● WHAT YOU HAVE TO DO
Copy every line of the following data that includes the string "text".
** start of PROVIDED ENTRIES **
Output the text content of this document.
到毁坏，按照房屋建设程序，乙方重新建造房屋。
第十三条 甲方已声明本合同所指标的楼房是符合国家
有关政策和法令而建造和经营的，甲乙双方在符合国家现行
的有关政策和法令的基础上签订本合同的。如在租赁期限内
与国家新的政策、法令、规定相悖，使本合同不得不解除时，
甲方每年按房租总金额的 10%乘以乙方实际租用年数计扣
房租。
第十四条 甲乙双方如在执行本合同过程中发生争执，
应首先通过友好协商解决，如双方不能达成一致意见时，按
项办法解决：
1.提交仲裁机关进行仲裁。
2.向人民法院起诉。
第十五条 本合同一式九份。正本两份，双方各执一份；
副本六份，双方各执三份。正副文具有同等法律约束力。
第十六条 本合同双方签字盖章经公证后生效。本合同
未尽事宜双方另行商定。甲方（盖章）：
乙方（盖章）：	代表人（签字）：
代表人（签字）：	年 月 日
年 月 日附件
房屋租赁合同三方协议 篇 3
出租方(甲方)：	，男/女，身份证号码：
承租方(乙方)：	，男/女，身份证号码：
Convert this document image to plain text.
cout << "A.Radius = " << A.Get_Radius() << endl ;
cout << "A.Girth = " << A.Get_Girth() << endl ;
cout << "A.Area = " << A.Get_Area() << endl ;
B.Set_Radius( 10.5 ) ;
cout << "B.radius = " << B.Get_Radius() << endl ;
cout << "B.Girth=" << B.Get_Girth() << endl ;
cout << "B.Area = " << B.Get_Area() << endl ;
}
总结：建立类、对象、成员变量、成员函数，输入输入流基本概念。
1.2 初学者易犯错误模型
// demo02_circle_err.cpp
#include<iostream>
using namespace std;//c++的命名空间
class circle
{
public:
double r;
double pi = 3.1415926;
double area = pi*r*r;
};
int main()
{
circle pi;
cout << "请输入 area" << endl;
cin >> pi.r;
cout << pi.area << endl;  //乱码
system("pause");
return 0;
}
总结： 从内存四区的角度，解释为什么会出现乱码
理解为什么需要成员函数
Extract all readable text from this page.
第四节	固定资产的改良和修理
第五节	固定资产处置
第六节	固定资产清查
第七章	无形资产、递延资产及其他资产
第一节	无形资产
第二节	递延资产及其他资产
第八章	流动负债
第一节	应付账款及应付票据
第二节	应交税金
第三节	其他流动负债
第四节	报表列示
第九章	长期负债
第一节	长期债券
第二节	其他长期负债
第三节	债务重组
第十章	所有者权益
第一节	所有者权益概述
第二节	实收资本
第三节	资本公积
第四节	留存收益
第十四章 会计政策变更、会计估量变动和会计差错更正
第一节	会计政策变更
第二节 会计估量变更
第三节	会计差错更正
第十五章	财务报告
** end of PROVIDED ENTRIES **
● FINAL RESULT
Output the text content of this document.
Convert this document image to plain text.
Extract all readable text from this page.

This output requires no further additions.